*Material supplied*:

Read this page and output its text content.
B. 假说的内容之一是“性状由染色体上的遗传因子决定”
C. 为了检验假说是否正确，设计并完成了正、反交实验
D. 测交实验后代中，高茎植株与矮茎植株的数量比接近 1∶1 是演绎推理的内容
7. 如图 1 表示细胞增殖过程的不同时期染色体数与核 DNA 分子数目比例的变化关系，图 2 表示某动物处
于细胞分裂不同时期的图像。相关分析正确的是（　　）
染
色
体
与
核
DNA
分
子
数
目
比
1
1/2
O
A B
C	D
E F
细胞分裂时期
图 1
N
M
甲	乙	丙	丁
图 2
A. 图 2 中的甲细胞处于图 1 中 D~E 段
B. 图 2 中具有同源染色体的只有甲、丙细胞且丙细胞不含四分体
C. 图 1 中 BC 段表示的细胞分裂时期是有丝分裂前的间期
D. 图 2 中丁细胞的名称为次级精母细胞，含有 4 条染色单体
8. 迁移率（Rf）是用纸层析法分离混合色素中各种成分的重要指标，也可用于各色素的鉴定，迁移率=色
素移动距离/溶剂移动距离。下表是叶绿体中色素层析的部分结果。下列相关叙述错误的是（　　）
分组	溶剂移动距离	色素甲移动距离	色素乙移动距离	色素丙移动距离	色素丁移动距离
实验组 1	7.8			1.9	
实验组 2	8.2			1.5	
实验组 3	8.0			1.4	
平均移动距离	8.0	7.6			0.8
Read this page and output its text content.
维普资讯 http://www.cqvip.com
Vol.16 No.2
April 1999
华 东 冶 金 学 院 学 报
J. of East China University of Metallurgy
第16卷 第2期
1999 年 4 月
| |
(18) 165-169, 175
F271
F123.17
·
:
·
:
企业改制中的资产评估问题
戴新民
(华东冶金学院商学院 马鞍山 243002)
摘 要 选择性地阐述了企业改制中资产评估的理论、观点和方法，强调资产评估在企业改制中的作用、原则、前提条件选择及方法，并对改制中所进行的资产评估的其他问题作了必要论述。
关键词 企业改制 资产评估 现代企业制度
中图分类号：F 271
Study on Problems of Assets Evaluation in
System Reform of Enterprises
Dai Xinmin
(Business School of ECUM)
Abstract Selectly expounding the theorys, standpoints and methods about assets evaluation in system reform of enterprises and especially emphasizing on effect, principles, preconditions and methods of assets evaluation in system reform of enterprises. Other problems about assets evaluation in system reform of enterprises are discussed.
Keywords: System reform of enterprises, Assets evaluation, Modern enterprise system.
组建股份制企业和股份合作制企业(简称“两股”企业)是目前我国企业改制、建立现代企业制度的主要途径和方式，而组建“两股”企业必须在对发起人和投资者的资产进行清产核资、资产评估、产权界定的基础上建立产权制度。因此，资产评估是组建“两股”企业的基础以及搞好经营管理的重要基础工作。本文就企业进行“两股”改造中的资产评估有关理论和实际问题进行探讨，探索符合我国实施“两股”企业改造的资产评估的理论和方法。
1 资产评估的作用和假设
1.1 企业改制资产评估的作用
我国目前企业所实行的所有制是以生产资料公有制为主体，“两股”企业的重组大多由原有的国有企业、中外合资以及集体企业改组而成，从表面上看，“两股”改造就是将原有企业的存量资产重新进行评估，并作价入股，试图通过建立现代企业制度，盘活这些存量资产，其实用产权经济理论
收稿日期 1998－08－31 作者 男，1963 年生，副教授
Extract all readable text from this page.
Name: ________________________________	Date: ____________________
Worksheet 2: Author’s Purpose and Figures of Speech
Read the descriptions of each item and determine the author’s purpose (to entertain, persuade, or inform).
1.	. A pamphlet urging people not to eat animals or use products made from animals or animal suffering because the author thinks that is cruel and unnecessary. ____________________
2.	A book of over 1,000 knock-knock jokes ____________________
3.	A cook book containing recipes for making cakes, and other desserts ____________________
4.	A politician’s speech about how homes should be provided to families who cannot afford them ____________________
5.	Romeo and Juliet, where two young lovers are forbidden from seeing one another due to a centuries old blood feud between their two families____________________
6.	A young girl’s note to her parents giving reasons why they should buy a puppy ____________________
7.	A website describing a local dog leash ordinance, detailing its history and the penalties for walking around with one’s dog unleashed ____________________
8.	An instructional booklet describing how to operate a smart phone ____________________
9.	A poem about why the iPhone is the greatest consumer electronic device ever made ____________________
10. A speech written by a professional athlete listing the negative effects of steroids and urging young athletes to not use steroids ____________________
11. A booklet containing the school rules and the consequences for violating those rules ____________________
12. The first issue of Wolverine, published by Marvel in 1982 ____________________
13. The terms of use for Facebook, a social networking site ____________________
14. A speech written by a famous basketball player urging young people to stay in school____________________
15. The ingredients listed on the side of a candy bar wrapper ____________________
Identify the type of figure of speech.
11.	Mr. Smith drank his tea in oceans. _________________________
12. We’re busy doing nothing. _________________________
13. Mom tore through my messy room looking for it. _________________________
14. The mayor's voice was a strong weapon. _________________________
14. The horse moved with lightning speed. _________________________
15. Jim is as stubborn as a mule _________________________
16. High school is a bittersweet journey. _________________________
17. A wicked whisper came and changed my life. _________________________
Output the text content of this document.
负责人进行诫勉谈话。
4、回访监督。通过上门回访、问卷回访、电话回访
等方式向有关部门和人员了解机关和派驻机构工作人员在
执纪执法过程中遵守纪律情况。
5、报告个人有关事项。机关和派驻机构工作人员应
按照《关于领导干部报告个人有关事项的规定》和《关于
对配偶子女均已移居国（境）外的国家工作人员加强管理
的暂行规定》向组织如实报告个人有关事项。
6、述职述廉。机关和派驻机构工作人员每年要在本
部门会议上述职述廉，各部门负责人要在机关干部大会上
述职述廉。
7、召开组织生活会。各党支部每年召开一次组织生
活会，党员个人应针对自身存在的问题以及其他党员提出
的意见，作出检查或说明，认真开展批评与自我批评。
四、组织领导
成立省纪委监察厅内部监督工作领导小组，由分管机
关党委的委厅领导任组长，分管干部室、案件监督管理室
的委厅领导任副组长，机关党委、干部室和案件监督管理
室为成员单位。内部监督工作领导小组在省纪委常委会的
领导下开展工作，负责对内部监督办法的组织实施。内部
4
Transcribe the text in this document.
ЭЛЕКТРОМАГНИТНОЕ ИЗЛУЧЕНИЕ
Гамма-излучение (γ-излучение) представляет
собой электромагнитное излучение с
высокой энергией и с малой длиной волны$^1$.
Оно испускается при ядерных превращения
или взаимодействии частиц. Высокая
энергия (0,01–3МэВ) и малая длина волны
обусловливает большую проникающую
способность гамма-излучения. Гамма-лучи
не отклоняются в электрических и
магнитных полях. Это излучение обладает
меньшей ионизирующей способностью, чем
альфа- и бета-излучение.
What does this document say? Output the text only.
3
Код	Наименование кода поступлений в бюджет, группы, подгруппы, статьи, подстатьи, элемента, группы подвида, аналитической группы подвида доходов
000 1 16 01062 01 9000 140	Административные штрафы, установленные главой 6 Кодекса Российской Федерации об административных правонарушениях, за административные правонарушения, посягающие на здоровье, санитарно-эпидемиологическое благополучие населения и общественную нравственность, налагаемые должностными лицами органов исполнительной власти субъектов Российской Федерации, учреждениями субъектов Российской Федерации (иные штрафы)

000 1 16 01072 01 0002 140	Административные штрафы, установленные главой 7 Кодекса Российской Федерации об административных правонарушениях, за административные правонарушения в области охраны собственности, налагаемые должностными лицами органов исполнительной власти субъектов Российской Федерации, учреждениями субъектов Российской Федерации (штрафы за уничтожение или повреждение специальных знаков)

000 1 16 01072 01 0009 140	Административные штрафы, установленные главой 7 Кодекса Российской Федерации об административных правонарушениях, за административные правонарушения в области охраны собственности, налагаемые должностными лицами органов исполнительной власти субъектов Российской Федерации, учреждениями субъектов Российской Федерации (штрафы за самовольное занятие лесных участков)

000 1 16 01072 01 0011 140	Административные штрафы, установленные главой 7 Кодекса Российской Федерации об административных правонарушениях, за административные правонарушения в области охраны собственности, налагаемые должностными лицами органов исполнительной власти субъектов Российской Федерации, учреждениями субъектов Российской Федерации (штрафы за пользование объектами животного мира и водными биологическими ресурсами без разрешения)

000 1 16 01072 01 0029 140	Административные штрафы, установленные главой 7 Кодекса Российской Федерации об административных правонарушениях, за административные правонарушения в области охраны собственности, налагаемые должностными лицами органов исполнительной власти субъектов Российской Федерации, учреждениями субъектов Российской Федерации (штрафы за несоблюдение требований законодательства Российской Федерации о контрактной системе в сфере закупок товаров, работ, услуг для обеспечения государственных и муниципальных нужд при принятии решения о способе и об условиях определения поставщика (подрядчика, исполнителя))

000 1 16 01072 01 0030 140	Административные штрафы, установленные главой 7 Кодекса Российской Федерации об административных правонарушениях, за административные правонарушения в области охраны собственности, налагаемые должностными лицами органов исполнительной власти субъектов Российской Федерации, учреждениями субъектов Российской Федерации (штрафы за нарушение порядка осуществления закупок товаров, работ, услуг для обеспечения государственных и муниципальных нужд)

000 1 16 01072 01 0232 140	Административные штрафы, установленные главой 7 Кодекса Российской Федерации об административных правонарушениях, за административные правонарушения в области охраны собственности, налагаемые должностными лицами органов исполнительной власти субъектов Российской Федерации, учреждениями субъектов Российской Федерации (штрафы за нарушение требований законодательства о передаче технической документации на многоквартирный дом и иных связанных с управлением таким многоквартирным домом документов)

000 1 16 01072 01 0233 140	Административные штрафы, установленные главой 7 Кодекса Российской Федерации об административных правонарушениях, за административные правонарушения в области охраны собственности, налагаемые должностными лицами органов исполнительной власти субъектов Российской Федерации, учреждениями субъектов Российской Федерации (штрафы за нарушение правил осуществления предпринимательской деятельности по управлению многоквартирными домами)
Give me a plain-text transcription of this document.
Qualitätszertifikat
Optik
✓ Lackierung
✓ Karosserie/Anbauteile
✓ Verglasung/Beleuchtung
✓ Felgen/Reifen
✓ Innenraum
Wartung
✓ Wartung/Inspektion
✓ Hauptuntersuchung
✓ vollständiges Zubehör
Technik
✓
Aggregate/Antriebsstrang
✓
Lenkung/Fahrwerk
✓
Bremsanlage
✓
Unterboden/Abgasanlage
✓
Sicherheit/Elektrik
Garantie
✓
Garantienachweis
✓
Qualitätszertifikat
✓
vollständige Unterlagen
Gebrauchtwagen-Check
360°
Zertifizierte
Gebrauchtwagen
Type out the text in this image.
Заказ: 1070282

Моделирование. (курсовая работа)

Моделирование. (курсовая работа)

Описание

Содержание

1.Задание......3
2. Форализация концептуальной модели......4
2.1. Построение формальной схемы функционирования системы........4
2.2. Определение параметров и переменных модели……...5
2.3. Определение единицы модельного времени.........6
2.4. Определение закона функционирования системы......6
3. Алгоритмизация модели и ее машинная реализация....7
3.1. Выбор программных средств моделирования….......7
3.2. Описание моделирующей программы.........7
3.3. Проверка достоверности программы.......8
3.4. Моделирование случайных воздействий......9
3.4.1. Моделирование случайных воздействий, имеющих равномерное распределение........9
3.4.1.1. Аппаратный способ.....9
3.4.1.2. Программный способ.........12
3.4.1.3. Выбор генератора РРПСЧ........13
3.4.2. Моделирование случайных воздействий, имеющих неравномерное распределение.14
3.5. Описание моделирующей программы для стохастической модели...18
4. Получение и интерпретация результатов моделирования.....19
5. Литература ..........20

*Goal*:
List each line holding the string "Выбор".

*Exercise solution*:
3.1. Выбор программных средств моделирования….......7
3.4.1.3. Выбор генератора РРПСЧ........13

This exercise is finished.